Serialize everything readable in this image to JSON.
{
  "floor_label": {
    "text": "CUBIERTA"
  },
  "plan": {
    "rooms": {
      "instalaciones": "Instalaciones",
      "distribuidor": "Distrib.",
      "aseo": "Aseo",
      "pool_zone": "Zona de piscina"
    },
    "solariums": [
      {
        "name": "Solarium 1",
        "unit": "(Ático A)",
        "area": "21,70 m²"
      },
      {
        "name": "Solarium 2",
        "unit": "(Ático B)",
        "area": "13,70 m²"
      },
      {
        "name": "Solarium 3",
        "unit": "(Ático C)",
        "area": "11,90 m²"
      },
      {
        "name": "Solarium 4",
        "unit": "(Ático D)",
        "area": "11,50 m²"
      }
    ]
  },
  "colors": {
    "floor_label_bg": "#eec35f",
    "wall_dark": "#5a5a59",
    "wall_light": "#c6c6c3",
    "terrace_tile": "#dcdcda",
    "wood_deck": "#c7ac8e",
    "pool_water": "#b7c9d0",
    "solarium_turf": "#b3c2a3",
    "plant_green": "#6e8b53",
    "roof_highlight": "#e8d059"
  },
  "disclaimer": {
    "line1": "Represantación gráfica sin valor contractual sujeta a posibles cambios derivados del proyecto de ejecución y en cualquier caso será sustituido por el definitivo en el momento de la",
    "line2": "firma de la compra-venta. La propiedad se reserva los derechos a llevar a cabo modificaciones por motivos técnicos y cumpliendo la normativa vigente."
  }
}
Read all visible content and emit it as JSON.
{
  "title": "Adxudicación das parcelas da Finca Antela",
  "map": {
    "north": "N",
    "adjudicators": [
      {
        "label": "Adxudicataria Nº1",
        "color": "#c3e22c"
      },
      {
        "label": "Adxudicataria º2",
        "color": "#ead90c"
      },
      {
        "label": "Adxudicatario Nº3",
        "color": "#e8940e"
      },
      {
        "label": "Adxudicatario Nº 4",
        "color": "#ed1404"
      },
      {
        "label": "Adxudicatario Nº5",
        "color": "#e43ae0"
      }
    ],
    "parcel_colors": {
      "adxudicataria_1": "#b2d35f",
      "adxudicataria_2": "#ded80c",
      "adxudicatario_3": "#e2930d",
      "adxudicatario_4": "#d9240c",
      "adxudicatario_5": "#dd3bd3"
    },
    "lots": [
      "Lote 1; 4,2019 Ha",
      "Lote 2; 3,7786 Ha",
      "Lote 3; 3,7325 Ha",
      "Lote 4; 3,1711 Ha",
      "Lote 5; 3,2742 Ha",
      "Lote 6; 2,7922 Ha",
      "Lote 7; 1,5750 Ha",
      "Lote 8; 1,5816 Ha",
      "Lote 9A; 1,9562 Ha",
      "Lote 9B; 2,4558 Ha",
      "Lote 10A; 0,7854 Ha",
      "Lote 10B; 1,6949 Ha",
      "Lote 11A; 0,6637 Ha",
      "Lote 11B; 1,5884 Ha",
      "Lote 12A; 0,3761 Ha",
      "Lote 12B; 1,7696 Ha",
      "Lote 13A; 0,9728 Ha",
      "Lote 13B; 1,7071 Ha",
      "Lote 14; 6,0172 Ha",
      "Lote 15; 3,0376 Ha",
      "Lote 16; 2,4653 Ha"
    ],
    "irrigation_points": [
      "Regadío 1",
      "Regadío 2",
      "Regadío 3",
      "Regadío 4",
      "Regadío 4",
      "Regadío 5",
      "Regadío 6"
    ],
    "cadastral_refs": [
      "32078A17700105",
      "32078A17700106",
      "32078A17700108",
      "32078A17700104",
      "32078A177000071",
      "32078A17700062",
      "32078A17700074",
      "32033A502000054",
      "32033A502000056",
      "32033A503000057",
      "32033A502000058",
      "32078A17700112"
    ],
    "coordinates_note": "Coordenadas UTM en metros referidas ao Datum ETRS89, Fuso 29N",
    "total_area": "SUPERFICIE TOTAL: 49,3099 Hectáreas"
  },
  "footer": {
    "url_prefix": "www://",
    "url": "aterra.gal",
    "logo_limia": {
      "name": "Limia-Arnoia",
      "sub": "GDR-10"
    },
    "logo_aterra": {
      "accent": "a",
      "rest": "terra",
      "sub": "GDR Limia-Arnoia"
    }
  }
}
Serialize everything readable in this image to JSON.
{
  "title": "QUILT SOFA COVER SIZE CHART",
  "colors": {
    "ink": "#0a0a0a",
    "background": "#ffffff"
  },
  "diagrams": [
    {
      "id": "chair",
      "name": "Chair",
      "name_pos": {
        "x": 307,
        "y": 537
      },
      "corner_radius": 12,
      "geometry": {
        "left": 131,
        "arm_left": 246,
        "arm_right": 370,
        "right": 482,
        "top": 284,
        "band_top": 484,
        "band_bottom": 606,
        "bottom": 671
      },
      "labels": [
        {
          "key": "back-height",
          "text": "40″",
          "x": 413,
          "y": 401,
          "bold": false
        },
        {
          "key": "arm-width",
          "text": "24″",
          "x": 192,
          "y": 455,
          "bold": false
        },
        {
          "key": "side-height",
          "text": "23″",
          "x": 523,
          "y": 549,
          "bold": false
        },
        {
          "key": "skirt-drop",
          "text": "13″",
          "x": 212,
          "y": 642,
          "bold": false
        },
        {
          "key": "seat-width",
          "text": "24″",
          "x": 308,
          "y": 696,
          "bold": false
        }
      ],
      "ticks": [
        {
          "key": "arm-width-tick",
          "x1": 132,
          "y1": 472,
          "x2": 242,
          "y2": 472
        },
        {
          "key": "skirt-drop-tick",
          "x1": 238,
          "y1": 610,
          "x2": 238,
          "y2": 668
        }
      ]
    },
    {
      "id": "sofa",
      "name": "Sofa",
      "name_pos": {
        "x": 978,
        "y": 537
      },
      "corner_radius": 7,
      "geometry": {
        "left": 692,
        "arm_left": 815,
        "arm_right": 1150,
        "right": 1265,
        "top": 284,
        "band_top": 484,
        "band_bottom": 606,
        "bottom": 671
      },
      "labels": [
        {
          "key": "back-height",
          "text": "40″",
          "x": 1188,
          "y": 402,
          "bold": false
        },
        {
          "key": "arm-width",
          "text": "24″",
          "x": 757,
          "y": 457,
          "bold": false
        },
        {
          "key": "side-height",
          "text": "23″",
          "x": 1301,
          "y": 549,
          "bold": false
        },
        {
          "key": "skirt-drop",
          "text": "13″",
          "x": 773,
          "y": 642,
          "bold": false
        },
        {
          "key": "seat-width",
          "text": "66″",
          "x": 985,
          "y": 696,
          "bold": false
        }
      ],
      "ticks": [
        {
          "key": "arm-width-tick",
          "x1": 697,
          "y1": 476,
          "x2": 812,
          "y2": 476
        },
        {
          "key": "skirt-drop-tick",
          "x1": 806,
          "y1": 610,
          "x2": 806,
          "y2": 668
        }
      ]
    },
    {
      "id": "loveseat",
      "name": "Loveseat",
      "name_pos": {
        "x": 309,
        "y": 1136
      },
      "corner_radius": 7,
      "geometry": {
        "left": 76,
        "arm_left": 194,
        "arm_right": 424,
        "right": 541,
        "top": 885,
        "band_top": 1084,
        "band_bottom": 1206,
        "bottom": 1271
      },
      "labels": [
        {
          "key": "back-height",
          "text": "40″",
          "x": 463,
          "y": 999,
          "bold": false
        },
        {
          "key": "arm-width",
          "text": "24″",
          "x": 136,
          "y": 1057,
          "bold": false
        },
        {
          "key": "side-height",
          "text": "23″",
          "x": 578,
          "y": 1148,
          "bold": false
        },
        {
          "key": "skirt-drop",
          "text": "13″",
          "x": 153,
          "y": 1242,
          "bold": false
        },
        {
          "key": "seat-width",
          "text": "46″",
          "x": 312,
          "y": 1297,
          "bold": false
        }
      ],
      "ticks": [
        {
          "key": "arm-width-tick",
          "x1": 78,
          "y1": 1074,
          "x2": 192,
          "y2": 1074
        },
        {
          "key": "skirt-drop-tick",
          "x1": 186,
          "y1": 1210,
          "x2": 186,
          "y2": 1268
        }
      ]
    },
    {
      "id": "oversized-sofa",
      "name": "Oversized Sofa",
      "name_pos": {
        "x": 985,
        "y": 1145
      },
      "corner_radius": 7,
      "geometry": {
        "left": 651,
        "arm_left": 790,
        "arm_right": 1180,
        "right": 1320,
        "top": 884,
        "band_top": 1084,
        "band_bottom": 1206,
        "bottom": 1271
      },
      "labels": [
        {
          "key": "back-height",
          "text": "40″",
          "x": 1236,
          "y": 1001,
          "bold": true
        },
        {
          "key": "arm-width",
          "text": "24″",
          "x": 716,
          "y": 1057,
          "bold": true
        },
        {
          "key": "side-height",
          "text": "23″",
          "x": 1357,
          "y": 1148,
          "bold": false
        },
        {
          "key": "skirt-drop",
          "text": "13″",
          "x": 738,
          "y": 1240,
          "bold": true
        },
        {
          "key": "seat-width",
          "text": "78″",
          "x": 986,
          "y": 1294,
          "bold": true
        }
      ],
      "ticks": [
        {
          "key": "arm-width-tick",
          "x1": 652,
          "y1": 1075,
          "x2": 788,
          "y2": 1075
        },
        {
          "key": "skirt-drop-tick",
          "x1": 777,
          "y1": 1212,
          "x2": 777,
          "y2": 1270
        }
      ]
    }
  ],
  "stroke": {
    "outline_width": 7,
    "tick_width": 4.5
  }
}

* * * * *

● Work to be completed
Filter out every line that lacks the word "Arnoia", and copy the rest.

● Exercise result
      "name": "Limia-Arnoia",
      "sub": "GDR Limia-Arnoia"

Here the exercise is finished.